== Material supplied ==
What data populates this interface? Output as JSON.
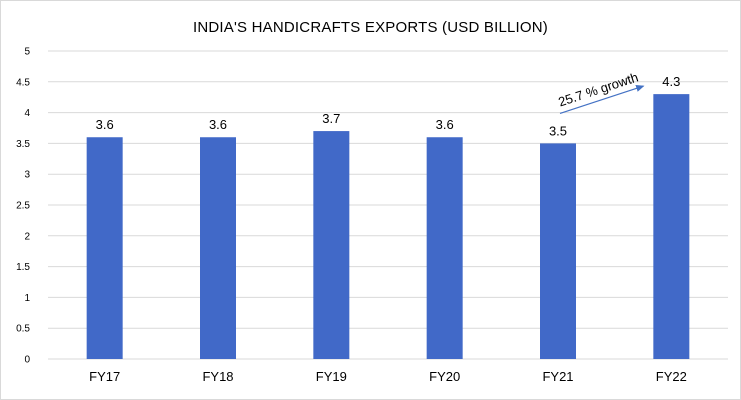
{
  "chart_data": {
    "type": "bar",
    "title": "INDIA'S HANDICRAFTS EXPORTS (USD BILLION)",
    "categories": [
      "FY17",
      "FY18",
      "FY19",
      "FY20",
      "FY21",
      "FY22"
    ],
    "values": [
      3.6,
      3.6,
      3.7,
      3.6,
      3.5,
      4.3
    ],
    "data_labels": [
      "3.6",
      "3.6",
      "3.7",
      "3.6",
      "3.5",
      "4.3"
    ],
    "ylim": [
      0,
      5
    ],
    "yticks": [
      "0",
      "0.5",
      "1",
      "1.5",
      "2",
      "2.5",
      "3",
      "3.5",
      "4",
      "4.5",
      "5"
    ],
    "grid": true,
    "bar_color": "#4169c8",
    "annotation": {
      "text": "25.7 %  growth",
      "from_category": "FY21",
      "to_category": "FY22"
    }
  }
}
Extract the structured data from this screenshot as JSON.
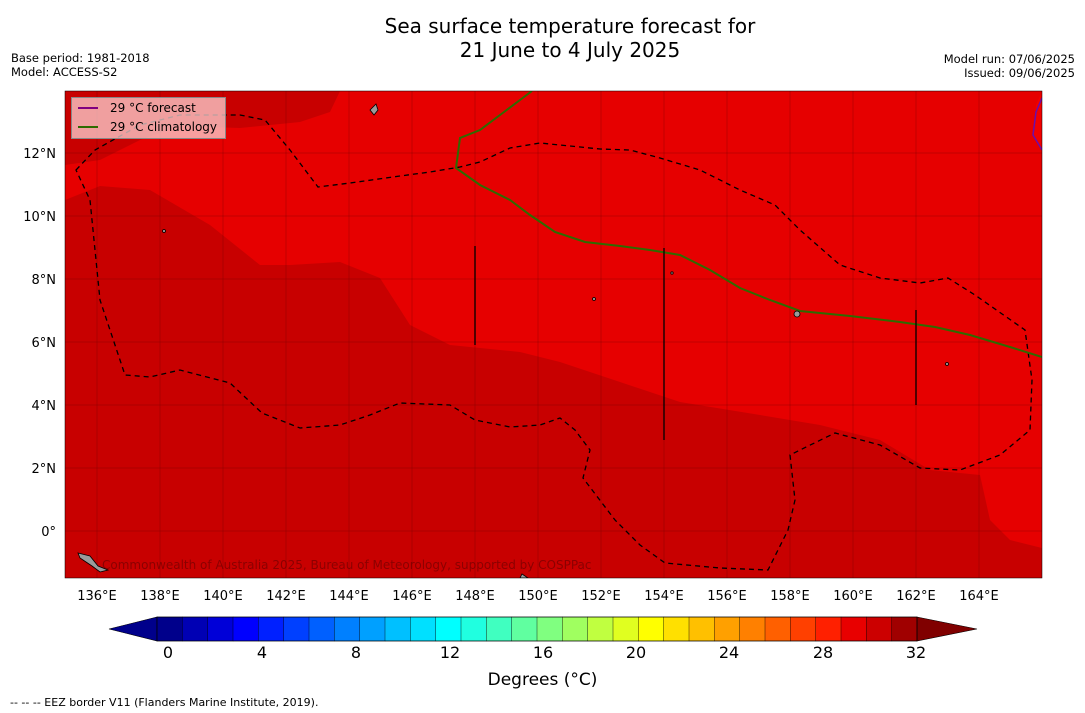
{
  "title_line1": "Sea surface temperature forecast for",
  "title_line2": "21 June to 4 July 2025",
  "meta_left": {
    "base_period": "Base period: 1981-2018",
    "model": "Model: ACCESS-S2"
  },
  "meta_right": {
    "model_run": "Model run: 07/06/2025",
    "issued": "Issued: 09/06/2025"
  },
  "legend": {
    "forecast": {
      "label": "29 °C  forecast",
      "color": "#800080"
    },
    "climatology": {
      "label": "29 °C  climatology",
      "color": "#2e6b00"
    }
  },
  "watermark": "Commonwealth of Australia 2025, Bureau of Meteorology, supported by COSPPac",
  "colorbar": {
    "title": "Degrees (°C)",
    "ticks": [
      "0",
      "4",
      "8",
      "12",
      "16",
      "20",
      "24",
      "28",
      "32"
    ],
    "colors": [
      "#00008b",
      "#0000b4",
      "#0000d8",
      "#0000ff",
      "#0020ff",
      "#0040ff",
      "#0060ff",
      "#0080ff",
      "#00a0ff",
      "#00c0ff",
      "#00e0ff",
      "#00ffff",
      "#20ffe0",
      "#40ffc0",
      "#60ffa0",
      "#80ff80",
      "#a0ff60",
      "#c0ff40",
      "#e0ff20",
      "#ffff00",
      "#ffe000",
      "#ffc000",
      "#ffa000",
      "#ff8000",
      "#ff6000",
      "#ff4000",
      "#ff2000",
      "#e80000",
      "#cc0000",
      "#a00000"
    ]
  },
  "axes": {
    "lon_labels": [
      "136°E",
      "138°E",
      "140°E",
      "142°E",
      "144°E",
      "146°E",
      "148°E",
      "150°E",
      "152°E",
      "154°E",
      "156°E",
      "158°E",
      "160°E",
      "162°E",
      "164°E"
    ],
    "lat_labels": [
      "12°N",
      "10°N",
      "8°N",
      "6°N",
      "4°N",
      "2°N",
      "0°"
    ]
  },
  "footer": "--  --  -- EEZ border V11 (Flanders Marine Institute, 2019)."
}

* * *

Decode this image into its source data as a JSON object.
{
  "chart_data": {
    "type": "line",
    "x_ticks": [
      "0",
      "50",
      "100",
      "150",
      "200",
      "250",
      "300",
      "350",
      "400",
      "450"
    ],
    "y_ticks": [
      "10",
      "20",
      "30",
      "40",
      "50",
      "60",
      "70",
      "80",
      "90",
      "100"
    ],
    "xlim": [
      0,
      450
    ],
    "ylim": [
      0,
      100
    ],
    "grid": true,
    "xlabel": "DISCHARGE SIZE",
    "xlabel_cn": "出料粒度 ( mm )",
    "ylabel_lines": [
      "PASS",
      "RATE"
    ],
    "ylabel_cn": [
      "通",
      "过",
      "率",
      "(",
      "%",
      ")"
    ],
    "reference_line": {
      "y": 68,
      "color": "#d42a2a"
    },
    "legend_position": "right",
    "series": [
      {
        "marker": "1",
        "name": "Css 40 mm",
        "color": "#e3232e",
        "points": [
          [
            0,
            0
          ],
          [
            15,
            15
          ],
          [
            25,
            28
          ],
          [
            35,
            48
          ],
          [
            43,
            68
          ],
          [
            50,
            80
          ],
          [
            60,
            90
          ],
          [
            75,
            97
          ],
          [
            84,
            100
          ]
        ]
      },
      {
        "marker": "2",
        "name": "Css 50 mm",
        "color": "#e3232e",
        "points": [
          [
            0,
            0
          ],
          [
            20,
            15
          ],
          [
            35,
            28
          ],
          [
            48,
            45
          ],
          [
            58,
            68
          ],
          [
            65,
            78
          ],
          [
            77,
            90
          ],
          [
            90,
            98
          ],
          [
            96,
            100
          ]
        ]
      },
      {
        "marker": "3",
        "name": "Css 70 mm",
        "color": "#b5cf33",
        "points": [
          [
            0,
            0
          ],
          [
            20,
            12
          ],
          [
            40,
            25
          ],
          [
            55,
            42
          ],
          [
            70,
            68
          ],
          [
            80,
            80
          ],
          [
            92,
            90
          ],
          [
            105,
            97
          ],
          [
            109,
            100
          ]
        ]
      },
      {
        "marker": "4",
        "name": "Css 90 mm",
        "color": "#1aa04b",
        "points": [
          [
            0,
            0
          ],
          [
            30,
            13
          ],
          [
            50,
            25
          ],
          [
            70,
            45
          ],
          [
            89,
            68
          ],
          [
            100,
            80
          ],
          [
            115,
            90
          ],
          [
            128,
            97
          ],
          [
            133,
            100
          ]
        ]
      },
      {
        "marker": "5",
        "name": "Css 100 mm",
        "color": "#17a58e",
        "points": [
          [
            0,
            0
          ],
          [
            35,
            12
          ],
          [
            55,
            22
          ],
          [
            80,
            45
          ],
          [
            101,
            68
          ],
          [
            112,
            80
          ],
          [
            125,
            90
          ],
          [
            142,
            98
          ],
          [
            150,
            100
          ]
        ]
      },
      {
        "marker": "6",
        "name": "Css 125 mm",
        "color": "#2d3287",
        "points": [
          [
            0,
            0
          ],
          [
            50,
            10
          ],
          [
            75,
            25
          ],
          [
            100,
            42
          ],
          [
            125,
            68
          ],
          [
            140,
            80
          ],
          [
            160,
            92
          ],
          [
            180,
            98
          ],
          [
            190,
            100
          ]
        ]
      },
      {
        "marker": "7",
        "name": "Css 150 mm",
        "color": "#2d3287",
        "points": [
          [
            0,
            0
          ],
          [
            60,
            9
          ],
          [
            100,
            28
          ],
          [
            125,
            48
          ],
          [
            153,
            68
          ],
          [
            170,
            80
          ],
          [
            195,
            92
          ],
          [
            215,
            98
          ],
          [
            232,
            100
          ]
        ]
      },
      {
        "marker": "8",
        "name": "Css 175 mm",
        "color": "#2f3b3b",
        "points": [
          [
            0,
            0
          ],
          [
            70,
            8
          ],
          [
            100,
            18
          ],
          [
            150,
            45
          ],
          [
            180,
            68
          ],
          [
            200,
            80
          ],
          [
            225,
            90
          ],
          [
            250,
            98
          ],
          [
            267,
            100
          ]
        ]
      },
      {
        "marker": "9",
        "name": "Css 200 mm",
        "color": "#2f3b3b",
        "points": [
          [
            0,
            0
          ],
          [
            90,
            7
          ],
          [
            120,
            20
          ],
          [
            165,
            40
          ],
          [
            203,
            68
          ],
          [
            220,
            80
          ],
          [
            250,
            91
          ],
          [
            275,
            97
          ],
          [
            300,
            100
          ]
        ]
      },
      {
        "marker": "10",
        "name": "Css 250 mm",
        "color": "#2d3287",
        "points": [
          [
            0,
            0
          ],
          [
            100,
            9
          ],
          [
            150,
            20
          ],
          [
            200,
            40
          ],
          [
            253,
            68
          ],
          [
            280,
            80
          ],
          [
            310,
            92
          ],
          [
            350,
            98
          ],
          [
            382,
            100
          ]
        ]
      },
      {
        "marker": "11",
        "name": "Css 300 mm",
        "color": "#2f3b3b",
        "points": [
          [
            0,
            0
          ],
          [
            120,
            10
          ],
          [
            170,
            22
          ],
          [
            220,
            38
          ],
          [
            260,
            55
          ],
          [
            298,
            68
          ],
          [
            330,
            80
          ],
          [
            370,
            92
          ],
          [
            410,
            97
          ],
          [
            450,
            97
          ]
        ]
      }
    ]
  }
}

== Directions ==
Search the lines above for the string "this" and copy each line that has it.

== Exercise result ==
What data populates this interface? Output as JSON.
Extract the structured data from this screenshot as JSON.
Decode this image into its source data as a JSON object.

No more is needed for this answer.